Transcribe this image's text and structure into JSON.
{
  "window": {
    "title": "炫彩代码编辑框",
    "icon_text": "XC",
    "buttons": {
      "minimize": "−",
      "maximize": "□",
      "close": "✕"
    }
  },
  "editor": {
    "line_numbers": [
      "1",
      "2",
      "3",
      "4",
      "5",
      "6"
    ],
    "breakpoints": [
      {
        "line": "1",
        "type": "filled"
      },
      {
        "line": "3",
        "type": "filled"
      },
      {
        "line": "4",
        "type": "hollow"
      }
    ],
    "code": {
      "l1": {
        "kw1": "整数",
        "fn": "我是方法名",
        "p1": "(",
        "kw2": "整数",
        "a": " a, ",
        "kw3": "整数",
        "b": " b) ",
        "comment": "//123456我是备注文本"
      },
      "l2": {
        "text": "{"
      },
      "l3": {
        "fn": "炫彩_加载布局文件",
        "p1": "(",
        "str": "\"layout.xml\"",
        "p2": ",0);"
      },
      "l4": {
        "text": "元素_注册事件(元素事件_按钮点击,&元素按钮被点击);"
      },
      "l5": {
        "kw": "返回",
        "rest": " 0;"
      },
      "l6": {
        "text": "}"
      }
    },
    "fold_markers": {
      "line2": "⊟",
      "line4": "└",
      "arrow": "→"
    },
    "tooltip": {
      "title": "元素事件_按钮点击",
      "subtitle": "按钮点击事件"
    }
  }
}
---------------
Repeat every entry word for word.

* [The completed task]
Transcribe this image's text and structure into JSON.
{
  "window": {
    "title": "炫彩代码编辑框",
    "icon_text": "XC",
    "buttons": {
      "minimize": "−",
      "maximize": "□",
      "close": "✕"
    }
  },
  "editor": {
    "line_numbers": [
      "1",
      "2",
      "3",
      "4",
      "5",
      "6"
    ],
    "breakpoints": [
      {
        "line": "1",
        "type": "filled"
      },
      {
        "line": "3",
        "type": "filled"
      },
      {
        "line": "4",
        "type": "hollow"
      }
    ],
    "code": {
      "l1": {
        "kw1": "整数",
        "fn": "我是方法名",
        "p1": "(",
        "kw2": "整数",
        "a": " a, ",
        "kw3": "整数",
        "b": " b) ",
        "comment": "//123456我是备注文本"
      },
      "l2": {
        "text": "{"
      },
      "l3": {
        "fn": "炫彩_加载布局文件",
        "p1": "(",
        "str": "\"layout.xml\"",
        "p2": ",0);"
      },
      "l4": {
        "text": "元素_注册事件(元素事件_按钮点击,&元素按钮被点击);"
      },
      "l5": {
        "kw": "返回",
        "rest": " 0;"
      },
      "l6": {
        "text": "}"
      }
    },
    "fold_markers": {
      "line2": "⊟",
      "line4": "└",
      "arrow": "→"
    },
    "tooltip": {
      "title": "元素事件_按钮点击",
      "subtitle": "按钮点击事件"
    }
  }
}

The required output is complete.